Task: Count every line below that contains "Sestier", then state the total with no other output.

Dataset extract:

################

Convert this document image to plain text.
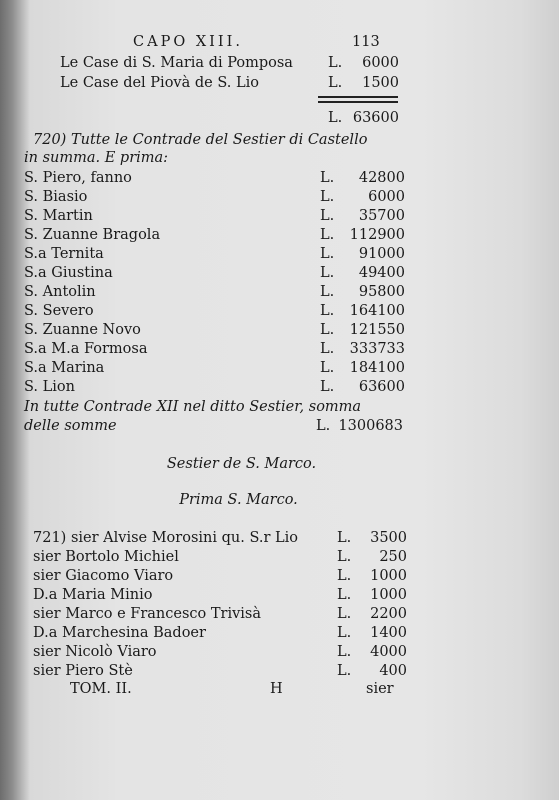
CAPO XIII.	113
Le Case di S. Maria di Pomposa L. 6000
Le Case del Piovà de S. Lio	L. 1500
L. 63600
720) Tutte le Contrade del Sestier di Castello
in summa. E prima:
S. Piero, fanno	L. 42800
S. Biasio	L. 6000
S. Martin	L. 35700
S. Zuanne Bragola	L. 112900
S.a Ternita	L. 91000
S.a Giustina	L. 49400
S. Antolin	L. 95800
S. Severo	L. 164100
S. Zuanne Novo	L. 121550
S.a M.a Formosa	L. 333733
S.a Marina	L. 184100
S. Lion	L. 63600
In tutte Contrade XII nel ditto Sestier, somma
delle somme	L. 1300683
Sestier de S. Marco.
Prima S. Marco.
721) sier Alvise Morosini qu. S.r Lio	L. 3500
sier Bortolo Michiel	L. 250
sier Giacomo Viaro	L. 1000
D.a Maria Minio	L. 1000
sier Marco e Francesco Trivisà	L. 2200
D.a Marchesina Badoer	L. 1400
sier Nicolò Viaro	L. 4000
sier Piero Stè	L. 400
TOM. II.	H	sier
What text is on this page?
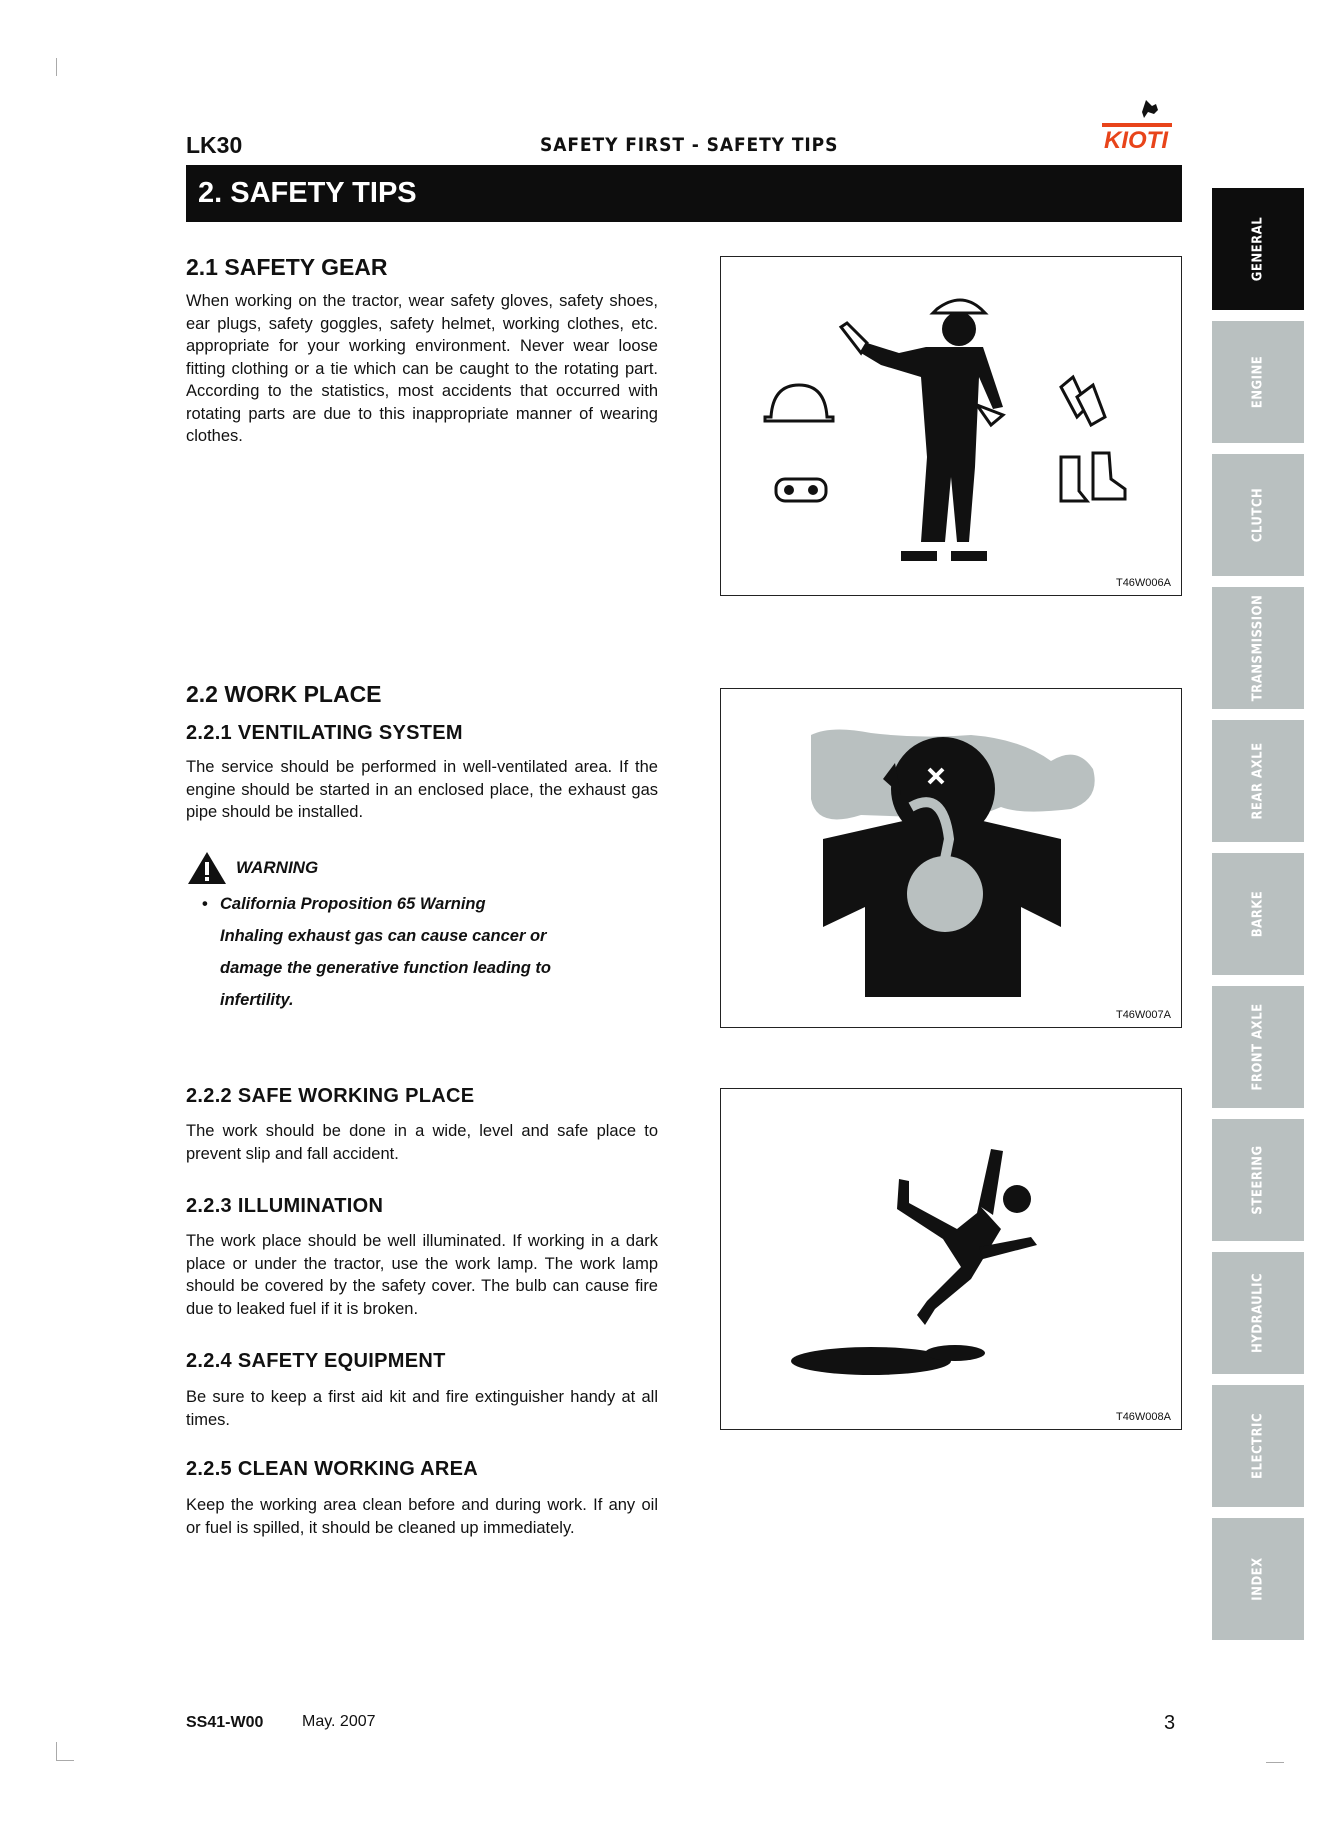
LK30	SAFETY FIRST - SAFETY TIPS	KIOTI
2. SAFETY TIPS
2.1 SAFETY GEAR

When working on the tractor, wear safety gloves, safety shoes, ear plugs, safety goggles, safety helmet, working clothes, etc. appropriate for your working environment. Never wear loose fitting clothing or a tie which can be caught to the rotating part. According to the statistics, most accidents that occurred with rotating parts are due to this inappropriate manner of wearing clothes.

T46W006A
2.2 WORK PLACE
2.2.1 VENTILATING SYSTEM

The service should be performed in well-ventilated area. If the engine should be started in an enclosed place, the exhaust gas pipe should be installed.

WARNING
• California Proposition 65 Warning
Inhaling exhaust gas can cause cancer or
damage the generative function leading to
infertility.
T46W007A
2.2.2 SAFE WORKING PLACE

The work should be done in a wide, level and safe place to prevent slip and fall accident.

T46W008A
2.2.3 ILLUMINATION

The work place should be well illuminated. If working in a dark place or under the tractor, use the work lamp. The work lamp should be covered by the safety cover. The bulb can cause fire due to leaked fuel if it is broken.

2.2.4 SAFETY EQUIPMENT

Be sure to keep a first aid kit and fire extinguisher handy at all times.

2.2.5 CLEAN WORKING AREA

Keep the working area clean before and during work. If any oil or fuel is spilled, it should be cleaned up immediately.

GENERAL
ENGINE
CLUTCH
TRANSMISSION
REAR AXLE
BARKE
FRONT AXLE
STEERING
HYDRAULIC
ELECTRIC
INDEX
SS41-W00 May. 2007	3
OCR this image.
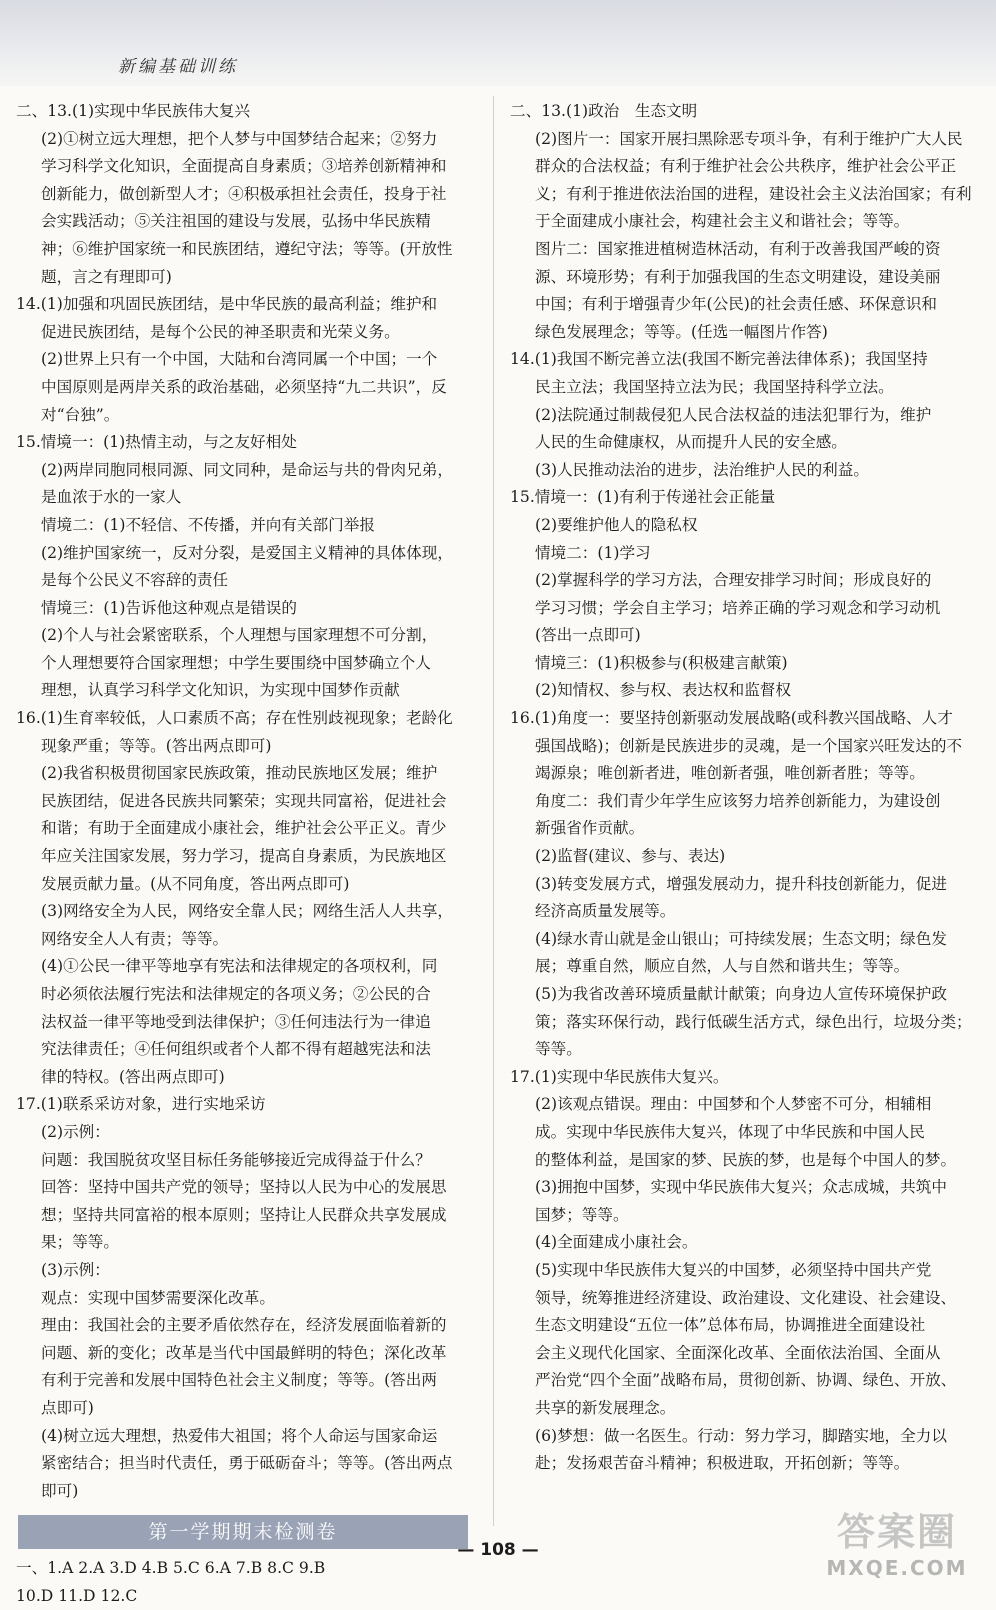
新编基础训练
二、13.(1)实现中华民族伟大复兴
(2)①树立远大理想，把个人梦与中国梦结合起来；②努力
学习科学文化知识，全面提高自身素质；③培养创新精神和
创新能力，做创新型人才；④积极承担社会责任，投身于社
会实践活动；⑤关注祖国的建设与发展，弘扬中华民族精
神；⑥维护国家统一和民族团结，遵纪守法；等等。(开放性
题，言之有理即可)
14.(1)加强和巩固民族团结，是中华民族的最高利益；维护和
促进民族团结，是每个公民的神圣职责和光荣义务。
(2)世界上只有一个中国，大陆和台湾同属一个中国；一个
中国原则是两岸关系的政治基础，必须坚持“九二共识”，反
对“台独”。
15.情境一：(1)热情主动，与之友好相处
(2)两岸同胞同根同源、同文同种，是命运与共的骨肉兄弟，
是血浓于水的一家人
情境二：(1)不轻信、不传播，并向有关部门举报
(2)维护国家统一，反对分裂，是爱国主义精神的具体体现，
是每个公民义不容辞的责任
情境三：(1)告诉他这种观点是错误的
(2)个人与社会紧密联系，个人理想与国家理想不可分割，
个人理想要符合国家理想；中学生要围绕中国梦确立个人
理想，认真学习科学文化知识，为实现中国梦作贡献
16.(1)生育率较低，人口素质不高；存在性别歧视现象；老龄化
现象严重；等等。(答出两点即可)
(2)我省积极贯彻国家民族政策，推动民族地区发展；维护
民族团结，促进各民族共同繁荣；实现共同富裕，促进社会
和谐；有助于全面建成小康社会，维护社会公平正义。青少
年应关注国家发展，努力学习，提高自身素质，为民族地区
发展贡献力量。(从不同角度，答出两点即可)
(3)网络安全为人民，网络安全靠人民；网络生活人人共享，
网络安全人人有责；等等。
(4)①公民一律平等地享有宪法和法律规定的各项权利，同
时必须依法履行宪法和法律规定的各项义务；②公民的合
法权益一律平等地受到法律保护；③任何违法行为一律追
究法律责任；④任何组织或者个人都不得有超越宪法和法
律的特权。(答出两点即可)
17.(1)联系采访对象，进行实地采访
(2)示例：
问题：我国脱贫攻坚目标任务能够接近完成得益于什么？
回答：坚持中国共产党的领导；坚持以人民为中心的发展思
想；坚持共同富裕的根本原则；坚持让人民群众共享发展成
果；等等。
(3)示例：
观点：实现中国梦需要深化改革。
理由：我国社会的主要矛盾依然存在，经济发展面临着新的
问题、新的变化；改革是当代中国最鲜明的特色；深化改革
有利于完善和发展中国特色社会主义制度；等等。(答出两
点即可)
(4)树立远大理想，热爱伟大祖国；将个人命运与国家命运
紧密结合；担当时代责任，勇于砥砺奋斗；等等。(答出两点
即可)
第一学期期末检测卷
一、1.A 2.A 3.D 4.B 5.C 6.A 7.B 8.C 9.B
10.D 11.D 12.C
二、13.(1)政治　生态文明
(2)图片一：国家开展扫黑除恶专项斗争，有利于维护广大人民
群众的合法权益；有利于维护社会公共秩序，维护社会公平正
义；有利于推进依法治国的进程，建设社会主义法治国家；有利
于全面建成小康社会，构建社会主义和谐社会；等等。
图片二：国家推进植树造林活动，有利于改善我国严峻的资
源、环境形势；有利于加强我国的生态文明建设，建设美丽
中国；有利于增强青少年(公民)的社会责任感、环保意识和
绿色发展理念；等等。(任选一幅图片作答)
14.(1)我国不断完善立法(我国不断完善法律体系)；我国坚持
民主立法；我国坚持立法为民；我国坚持科学立法。
(2)法院通过制裁侵犯人民合法权益的违法犯罪行为，维护
人民的生命健康权，从而提升人民的安全感。
(3)人民推动法治的进步，法治维护人民的利益。
15.情境一：(1)有利于传递社会正能量
(2)要维护他人的隐私权
情境二：(1)学习
(2)掌握科学的学习方法，合理安排学习时间；形成良好的
学习习惯；学会自主学习；培养正确的学习观念和学习动机
(答出一点即可)
情境三：(1)积极参与(积极建言献策)
(2)知情权、参与权、表达权和监督权
16.(1)角度一：要坚持创新驱动发展战略(或科教兴国战略、人才
强国战略)；创新是民族进步的灵魂，是一个国家兴旺发达的不
竭源泉；唯创新者进，唯创新者强，唯创新者胜；等等。
角度二：我们青少年学生应该努力培养创新能力，为建设创
新强省作贡献。
(2)监督(建议、参与、表达)
(3)转变发展方式，增强发展动力，提升科技创新能力，促进
经济高质量发展等。
(4)绿水青山就是金山银山；可持续发展；生态文明；绿色发
展；尊重自然，顺应自然，人与自然和谐共生；等等。
(5)为我省改善环境质量献计献策；向身边人宣传环境保护政
策；落实环保行动，践行低碳生活方式，绿色出行，垃圾分类；
等等。
17.(1)实现中华民族伟大复兴。
(2)该观点错误。理由：中国梦和个人梦密不可分，相辅相
成。实现中华民族伟大复兴，体现了中华民族和中国人民
的整体利益，是国家的梦、民族的梦，也是每个中国人的梦。
(3)拥抱中国梦，实现中华民族伟大复兴；众志成城，共筑中
国梦；等等。
(4)全面建成小康社会。
(5)实现中华民族伟大复兴的中国梦，必须坚持中国共产党
领导，统筹推进经济建设、政治建设、文化建设、社会建设、
生态文明建设“五位一体”总体布局，协调推进全面建设社
会主义现代化国家、全面深化改革、全面依法治国、全面从
严治党“四个全面”战略布局，贯彻创新、协调、绿色、开放、
共享的新发展理念。
(6)梦想：做一名医生。行动：努力学习，脚踏实地，全力以
赴；发扬艰苦奋斗精神；积极进取，开拓创新；等等。
— 108 —	答案圈
MXQE.COM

################

Task result: 3